**Figure collection entries:**
* Start *

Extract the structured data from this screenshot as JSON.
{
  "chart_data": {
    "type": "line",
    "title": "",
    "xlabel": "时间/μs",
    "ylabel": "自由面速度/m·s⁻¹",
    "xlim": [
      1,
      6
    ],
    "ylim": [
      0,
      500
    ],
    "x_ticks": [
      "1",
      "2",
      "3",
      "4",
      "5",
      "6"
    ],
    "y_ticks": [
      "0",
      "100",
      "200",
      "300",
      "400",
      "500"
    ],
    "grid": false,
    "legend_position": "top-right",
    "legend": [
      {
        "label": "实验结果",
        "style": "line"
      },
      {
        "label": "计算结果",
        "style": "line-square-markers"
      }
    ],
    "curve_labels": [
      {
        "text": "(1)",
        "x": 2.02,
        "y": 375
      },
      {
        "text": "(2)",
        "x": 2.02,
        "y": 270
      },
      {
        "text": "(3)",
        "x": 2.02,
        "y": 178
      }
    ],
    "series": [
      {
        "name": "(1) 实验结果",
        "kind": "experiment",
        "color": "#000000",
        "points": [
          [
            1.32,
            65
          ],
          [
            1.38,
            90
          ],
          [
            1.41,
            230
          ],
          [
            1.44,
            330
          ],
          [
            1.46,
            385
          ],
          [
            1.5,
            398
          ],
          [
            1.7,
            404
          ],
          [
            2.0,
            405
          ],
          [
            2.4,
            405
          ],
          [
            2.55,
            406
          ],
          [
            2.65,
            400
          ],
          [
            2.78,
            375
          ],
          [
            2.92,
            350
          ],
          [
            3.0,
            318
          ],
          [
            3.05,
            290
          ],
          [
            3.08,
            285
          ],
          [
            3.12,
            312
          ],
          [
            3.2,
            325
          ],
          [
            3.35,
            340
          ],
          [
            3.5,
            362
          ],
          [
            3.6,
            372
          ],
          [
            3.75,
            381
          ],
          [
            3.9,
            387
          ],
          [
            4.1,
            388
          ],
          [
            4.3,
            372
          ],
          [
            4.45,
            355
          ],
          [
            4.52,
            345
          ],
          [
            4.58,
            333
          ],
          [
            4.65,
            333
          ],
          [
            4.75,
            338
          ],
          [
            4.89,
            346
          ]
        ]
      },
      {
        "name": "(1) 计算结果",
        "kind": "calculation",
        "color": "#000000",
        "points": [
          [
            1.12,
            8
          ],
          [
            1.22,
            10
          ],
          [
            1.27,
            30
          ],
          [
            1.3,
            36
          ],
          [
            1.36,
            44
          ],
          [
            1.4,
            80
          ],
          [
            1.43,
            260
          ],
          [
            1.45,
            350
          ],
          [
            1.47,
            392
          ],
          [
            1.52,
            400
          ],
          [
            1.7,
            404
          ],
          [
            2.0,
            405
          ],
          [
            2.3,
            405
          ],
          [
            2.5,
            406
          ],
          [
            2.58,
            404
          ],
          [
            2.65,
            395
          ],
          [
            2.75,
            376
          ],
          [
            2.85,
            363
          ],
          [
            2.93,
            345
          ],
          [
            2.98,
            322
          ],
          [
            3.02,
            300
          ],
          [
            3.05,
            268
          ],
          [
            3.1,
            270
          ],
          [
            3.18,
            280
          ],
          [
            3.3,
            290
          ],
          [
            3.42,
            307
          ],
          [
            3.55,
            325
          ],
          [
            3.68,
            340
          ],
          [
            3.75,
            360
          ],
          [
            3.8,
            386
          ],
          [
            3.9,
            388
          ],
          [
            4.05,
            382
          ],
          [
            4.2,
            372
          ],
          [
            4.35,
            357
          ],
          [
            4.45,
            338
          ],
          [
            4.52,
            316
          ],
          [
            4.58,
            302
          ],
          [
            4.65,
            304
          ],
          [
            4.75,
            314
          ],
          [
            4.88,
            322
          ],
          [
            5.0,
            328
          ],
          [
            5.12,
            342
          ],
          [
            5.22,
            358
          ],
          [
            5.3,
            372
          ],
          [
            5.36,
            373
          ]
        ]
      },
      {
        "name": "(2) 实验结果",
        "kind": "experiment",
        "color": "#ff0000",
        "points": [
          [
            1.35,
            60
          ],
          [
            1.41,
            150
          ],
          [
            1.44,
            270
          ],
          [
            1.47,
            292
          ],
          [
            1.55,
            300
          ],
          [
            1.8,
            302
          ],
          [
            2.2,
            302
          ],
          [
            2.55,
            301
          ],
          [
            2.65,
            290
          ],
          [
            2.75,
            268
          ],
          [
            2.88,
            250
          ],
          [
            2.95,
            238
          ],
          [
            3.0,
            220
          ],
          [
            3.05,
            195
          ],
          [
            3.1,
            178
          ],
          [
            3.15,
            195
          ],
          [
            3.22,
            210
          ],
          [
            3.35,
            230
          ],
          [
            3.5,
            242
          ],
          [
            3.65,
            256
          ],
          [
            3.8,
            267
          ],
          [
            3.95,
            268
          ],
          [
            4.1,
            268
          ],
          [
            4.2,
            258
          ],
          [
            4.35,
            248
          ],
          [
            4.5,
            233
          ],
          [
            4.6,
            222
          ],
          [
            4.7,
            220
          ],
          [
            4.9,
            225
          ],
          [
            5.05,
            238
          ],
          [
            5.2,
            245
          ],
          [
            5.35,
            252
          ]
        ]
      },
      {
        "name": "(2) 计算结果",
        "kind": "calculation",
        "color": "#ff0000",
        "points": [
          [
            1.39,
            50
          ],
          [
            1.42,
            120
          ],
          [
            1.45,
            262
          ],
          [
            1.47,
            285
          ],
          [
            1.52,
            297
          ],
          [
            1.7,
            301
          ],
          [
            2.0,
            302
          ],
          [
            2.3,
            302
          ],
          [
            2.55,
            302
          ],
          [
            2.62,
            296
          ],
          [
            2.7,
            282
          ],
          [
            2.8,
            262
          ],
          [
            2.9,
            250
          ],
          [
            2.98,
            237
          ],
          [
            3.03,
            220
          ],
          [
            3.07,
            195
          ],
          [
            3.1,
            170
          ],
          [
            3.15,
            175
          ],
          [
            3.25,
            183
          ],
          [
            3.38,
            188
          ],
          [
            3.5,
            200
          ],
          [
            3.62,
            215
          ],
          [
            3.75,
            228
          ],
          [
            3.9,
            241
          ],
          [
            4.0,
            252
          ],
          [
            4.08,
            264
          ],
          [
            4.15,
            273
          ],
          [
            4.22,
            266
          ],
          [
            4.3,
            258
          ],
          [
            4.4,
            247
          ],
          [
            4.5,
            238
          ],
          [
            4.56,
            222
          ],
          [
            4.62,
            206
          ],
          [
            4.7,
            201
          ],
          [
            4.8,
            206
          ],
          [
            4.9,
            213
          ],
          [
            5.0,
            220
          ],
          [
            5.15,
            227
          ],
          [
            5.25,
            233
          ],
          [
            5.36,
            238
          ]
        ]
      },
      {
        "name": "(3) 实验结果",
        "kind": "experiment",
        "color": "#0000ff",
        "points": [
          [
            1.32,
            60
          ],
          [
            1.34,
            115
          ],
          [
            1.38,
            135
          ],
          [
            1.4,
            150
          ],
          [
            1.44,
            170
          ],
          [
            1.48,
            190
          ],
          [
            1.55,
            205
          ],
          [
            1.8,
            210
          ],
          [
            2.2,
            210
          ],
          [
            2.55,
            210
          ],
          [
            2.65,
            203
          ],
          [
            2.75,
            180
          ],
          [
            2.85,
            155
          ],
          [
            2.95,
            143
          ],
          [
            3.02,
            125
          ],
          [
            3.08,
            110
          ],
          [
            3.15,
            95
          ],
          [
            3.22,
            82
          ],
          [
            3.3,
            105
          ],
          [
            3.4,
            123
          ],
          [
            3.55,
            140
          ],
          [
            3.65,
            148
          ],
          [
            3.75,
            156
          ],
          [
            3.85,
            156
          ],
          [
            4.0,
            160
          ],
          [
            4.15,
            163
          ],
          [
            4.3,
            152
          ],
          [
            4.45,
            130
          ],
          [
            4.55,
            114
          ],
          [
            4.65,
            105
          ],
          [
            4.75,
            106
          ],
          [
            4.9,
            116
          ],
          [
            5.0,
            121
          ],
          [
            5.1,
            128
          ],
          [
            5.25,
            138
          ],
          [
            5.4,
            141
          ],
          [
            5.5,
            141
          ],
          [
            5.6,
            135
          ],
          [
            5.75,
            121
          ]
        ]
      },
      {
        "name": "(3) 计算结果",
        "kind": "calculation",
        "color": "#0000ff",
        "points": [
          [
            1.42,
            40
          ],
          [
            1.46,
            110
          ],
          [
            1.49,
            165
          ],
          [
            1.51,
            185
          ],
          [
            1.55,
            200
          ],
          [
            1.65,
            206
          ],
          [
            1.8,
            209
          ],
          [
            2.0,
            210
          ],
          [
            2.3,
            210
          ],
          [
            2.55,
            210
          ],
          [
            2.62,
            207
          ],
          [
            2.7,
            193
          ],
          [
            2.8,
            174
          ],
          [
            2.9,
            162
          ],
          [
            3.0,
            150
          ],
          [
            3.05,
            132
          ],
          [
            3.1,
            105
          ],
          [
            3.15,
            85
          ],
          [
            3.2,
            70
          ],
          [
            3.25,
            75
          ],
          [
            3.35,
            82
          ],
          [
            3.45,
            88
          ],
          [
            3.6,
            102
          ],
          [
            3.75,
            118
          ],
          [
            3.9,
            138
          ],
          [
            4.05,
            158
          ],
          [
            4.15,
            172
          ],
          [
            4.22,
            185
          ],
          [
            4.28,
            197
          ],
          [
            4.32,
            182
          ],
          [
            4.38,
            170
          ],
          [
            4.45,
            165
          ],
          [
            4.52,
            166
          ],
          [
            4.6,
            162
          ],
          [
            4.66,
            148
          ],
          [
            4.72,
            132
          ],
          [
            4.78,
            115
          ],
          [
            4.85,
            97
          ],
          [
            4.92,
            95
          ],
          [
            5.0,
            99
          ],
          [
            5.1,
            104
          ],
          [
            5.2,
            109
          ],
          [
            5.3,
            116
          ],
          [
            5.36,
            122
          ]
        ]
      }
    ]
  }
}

* End *

Using the entries above, return each line in which the word "实验结果" occurs.

        "label": "实验结果",
        "name": "(1) 实验结果",
        "name": "(2) 实验结果",
        "name": "(3) 实验结果",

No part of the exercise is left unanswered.